* _Source records_:
[start]

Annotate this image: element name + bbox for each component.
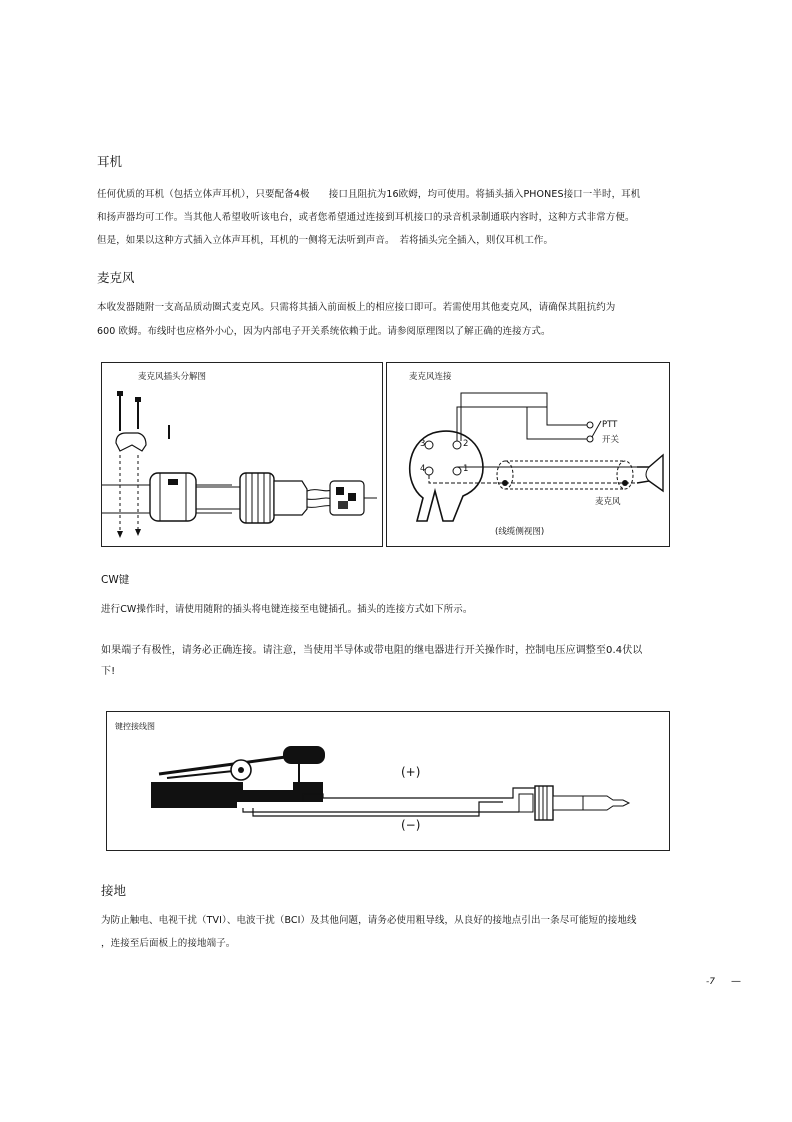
key-wiring-figure-caption: 键控接线图 [115, 722, 155, 731]
ptt-label: PTT [602, 420, 618, 430]
pin-2-label: 2 [463, 439, 469, 449]
pin-1-label: 1 [463, 464, 469, 474]
key-wiring-figure [106, 711, 670, 851]
mic-label: 麦克风 [595, 497, 621, 507]
headphones-line-3: 但是，如果以这种方式插入立体声耳机，耳机的一侧将无法听到声音。 若将插头完全插入，则仅耳机工作。 [97, 235, 554, 246]
microphone-line-2: 600 欧姆。布线时也应格外小心，因为内部电子开关系统依赖于此。请参阅原理图以了解正确的连接方式。 [97, 326, 551, 337]
page-number: -7 [706, 977, 715, 987]
pin-4-label: 4 [420, 464, 426, 474]
headphones-line-1: 任何优质的耳机（包括立体声耳机），只要配备4极 接口且阻抗为16欧姆，均可使用。将插头插入PHONES接口一半时，耳机 [97, 189, 641, 200]
negative-terminal-label: (−) [401, 818, 421, 832]
cw-note-line-2: 下! [101, 666, 116, 677]
switch-label: 开关 [602, 435, 620, 445]
mic-plug-drawing [102, 363, 382, 546]
mic-connection-figure [386, 362, 670, 547]
cw-line-1: 进行CW操作时，请使用随附的插头将电键连接至电键插孔。插头的连接方式如下所示。 [101, 604, 473, 615]
cw-note-line-1: 如果端子有极性，请务必正确连接。请注意，当使用半导体或带电阻的继电器进行开关操作时，控制电压应调整至0.4伏以 [101, 645, 643, 656]
mic-connection-figure-caption: 麦克风连接 [409, 372, 452, 382]
footer-dash: — [731, 976, 741, 987]
ground-line-2: ，连接至后面板上的接地端子。 [101, 938, 236, 949]
headphones-heading: 耳机 [97, 154, 123, 169]
microphone-heading: 麦克风 [97, 270, 135, 285]
microphone-line-1: 本收发器随附一支高品质动圈式麦克风。只需将其插入前面板上的相应接口即可。若需使用其他麦克风，请确保其阻抗约为 [97, 302, 616, 313]
mic-plug-exploded-figure [101, 362, 383, 547]
ground-heading: 接地 [101, 883, 127, 898]
cw-heading: CW键 [101, 574, 130, 586]
positive-terminal-label: (+) [401, 765, 421, 779]
mic-connection-drawing [387, 363, 669, 546]
key-wiring-drawing [107, 712, 669, 850]
pin-3-label: 3 [420, 439, 426, 449]
ground-line-1: 为防止触电、电视干扰（TVI）、电波干扰（BCI）及其他问题，请务必使用粗导线，从良好的接地点引出一条尽可能短的接地线 [101, 915, 637, 926]
cable-view-label: (线缆侧视图) [495, 527, 545, 537]
mic-plug-figure-caption: 麦克风插头分解图 [138, 372, 207, 382]
headphones-line-2: 和扬声器均可工作。当其他人希望收听该电台，或者您希望通过连接到耳机接口的录音机录制通联内容时，这种方式非常方便。 [97, 212, 635, 223]
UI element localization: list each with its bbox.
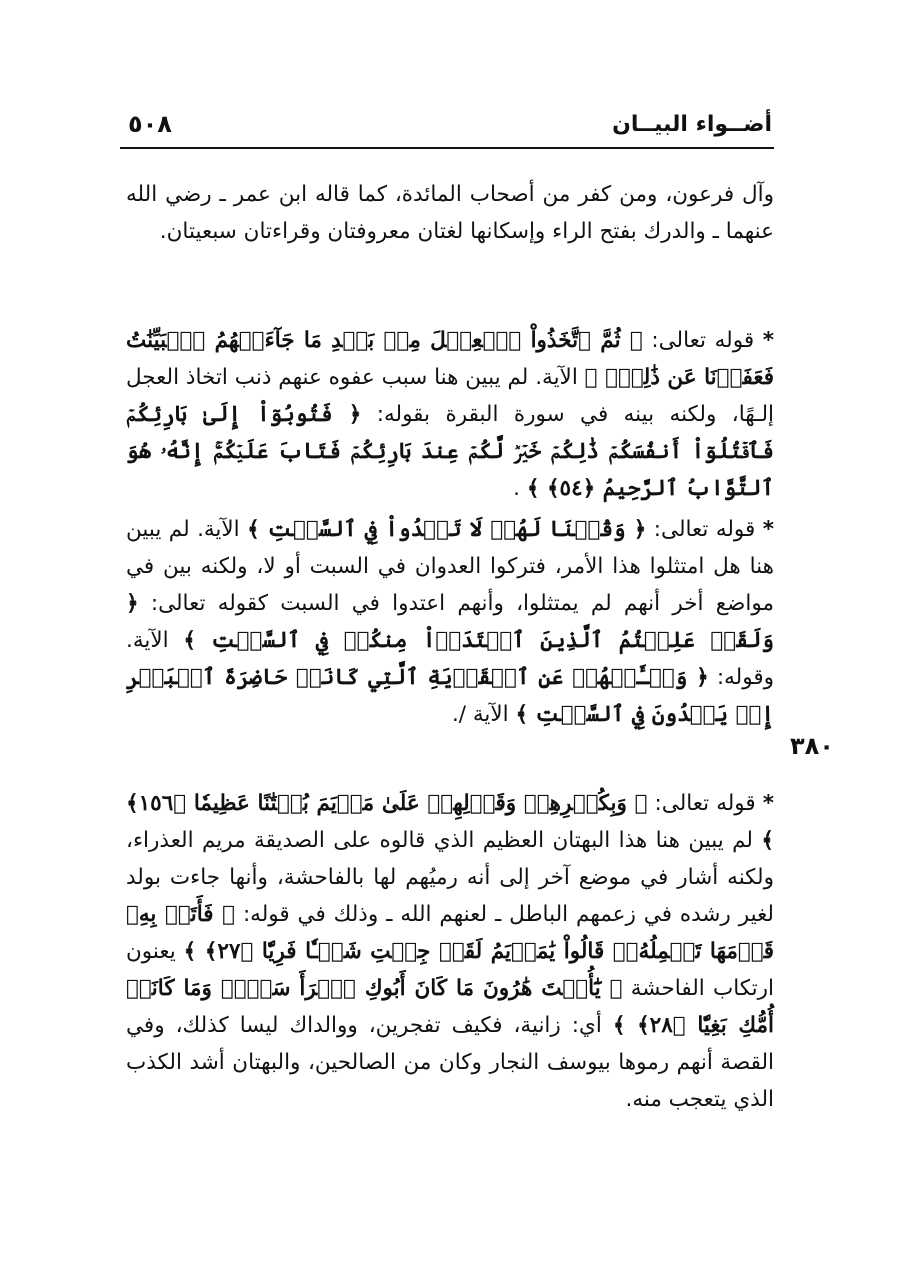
paragraph-text: الآية. لم يبين هنا سبب عفوه عنهم ذنب اتخاذ العجل إلـهًا، ولكنه بينه في سورة البقرة بقوله: xyxy=(126,365,774,427)
paragraph-text: الآية. وقوله: xyxy=(126,628,774,690)
quran-verse: ﴿ وَلَقَدۡ عَلِمۡتُمُ ٱلَّذِينَ ٱعۡتَدَوۡاْ مِنكُمۡ فِي ٱلسَّبۡتِ ﴾ xyxy=(126,591,774,653)
quran-verse: ﴿ وَسۡـَٔلۡهُمۡ عَنِ ٱلۡقَرۡيَةِ ٱلَّتِي كَانَتۡ حَاضِرَةَ ٱلۡبَحۡرِ إِذۡ يَعۡدُونَ فِي ٱلسَّبۡتِ ﴾ xyxy=(126,665,774,727)
quran-verse: ﴿ فَتُوبُوٓاْ إِلَىٰ بَارِئِكُمۡ فَٱقۡتُلُوٓاْ أَنفُسَكُمۡ ذَٰلِكُمۡ خَيۡرٞ لَّكُمۡ عِندَ بَارِئِكُمۡ فَتَابَ عَلَيۡكُمۡۚ إِنَّهُۥ هُوَ ٱلتَّوَّابُ ٱلرَّحِيمُ ﴿٥٤﴾ ﴾ xyxy=(126,402,774,501)
paragraph-4 xyxy=(126,785,774,1118)
paragraph-1 xyxy=(126,176,774,250)
paragraph-tail: . xyxy=(513,476,521,501)
paragraph-marker: * xyxy=(762,791,774,816)
quran-verse: ﴿ فَأَتَتۡ بِهِۦ قَوۡمَهَا تَحۡمِلُهُۥۖ قَالُواْ يَٰمَرۡيَمُ لَقَدۡ جِئۡتِ شَيۡـٔٗا فَرِيّٗا ﴿٢٧﴾ ﴾ xyxy=(126,902,774,964)
paragraph-intro: قوله تعالى: xyxy=(653,517,756,542)
paragraph-text: الآية. لم يبين هنا هل امتثلوا هذا الأمر، فتركوا العدوان في السبت أو لا، ولكنه بين في مواضع أخر أنهم لم يمتثلوا، وأنهم اعتدوا في السبت كقوله تعالى: xyxy=(126,517,774,616)
paragraph-intro: قوله تعالى: xyxy=(651,328,755,353)
paragraph-text: وآل فرعون، ومن كفر من أصحاب المائدة، كما قاله ابن عمر ـ رضي الله عنهما ـ والدرك بفتح الراء وإسكانها لغتان معروفتان وقراءتان سبعيتان. xyxy=(126,182,774,244)
paragraph-2 xyxy=(126,322,774,507)
quran-verse: ﴿ يَٰٓأُخۡتَ هَٰرُونَ مَا كَانَ أَبُوكِ ٱمۡرَأَ سَوۡءٖ وَمَا كَانَتۡ أُمُّكِ بَغِيّٗا ﴿٢٨﴾ ﴾ xyxy=(126,976,774,1038)
margin-page-reference: ٣٨٠ xyxy=(790,732,834,760)
paragraph-marker: * xyxy=(762,517,775,542)
book-title: أضــواء البيــان xyxy=(612,112,772,137)
quran-verse: ﴿ ثُمَّ ٱتَّخَذُواْ ٱلۡعِجۡلَ مِنۢ بَعۡدِ مَا جَآءَتۡهُمُ ٱلۡبَيِّنَٰتُ فَعَفَوۡنَا عَن ذَٰلِكَۚ ﴾ xyxy=(126,328,774,390)
header-divider xyxy=(120,147,774,149)
paragraph-text: لم يبين هنا هذا البهتان العظيم الذي قالوه على الصديقة مريم العذراء، ولكنه أشار في موضع آخر إلى أنه رميُهم لها بالفاحشة، وأنها جاءت بولد لغير رشده في زعمهم الباطل ـ لعنهم الله ـ وذلك في قوله: xyxy=(126,828,774,927)
page-number: ٥٠٨ xyxy=(128,110,172,138)
quran-verse: ﴿ وَبِكُفۡرِهِمۡ وَقَوۡلِهِمۡ عَلَىٰ مَرۡيَمَ بُهۡتَٰنًا عَظِيمٗا ﴿١٥٦﴾ ﴾ xyxy=(126,791,774,853)
paragraph-tail: أي: زانية، فكيف تفجرين، ووالداك ليسا كذلك، وفي القصة أنهم رموها بيوسف النجار وكان من الصالحين، والبهتان أشد الكذب الذي يتعجب منه. xyxy=(126,1013,774,1112)
paragraph-3 xyxy=(126,511,774,733)
paragraph-marker: * xyxy=(762,328,774,353)
quran-verse: ﴿ وَقُلۡنَا لَهُمۡ لَا تَعۡدُواْ فِي ٱلسَّبۡتِ ﴾ xyxy=(247,517,647,542)
paragraph-text: يعنون ارتكاب الفاحشة xyxy=(126,939,774,1001)
paragraph-intro: قوله تعالى: xyxy=(654,791,756,816)
paragraph-tail: الآية /. xyxy=(451,702,509,727)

[end]

* _Exercise instructions_: Format everything from the line containing "key-wiring-figure-caption: 键控接线图 [115, 722, 155, 731]" down to the line containing "page-number: -7 [706, 977, 715, 987]", both included, as a JSON list of strings with one string per line and no blank lines.

* _Solution_:
[
  "key-wiring-figure-caption: 键控接线图 [115, 722, 155, 731]",
  "ptt-label: PTT [602, 420, 618, 430]",
  "pin-2-label: 2 [463, 439, 469, 449]",
  "pin-1-label: 1 [463, 464, 469, 474]",
  "key-wiring-figure [106, 711, 670, 851]",
  "mic-label: 麦克风 [595, 497, 621, 507]",
  "headphones-line-3: 但是，如果以这种方式插入立体声耳机，耳机的一侧将无法听到声音。 若将插头完全插入，则仅耳机工作。 [97, 235, 554, 246]",
  "microphone-line-2: 600 欧姆。布线时也应格外小心，因为内部电子开关系统依赖于此。请参阅原理图以了解正确的连接方式。 [97, 326, 551, 337]",
  "page-number: -7 [706, 977, 715, 987]"
]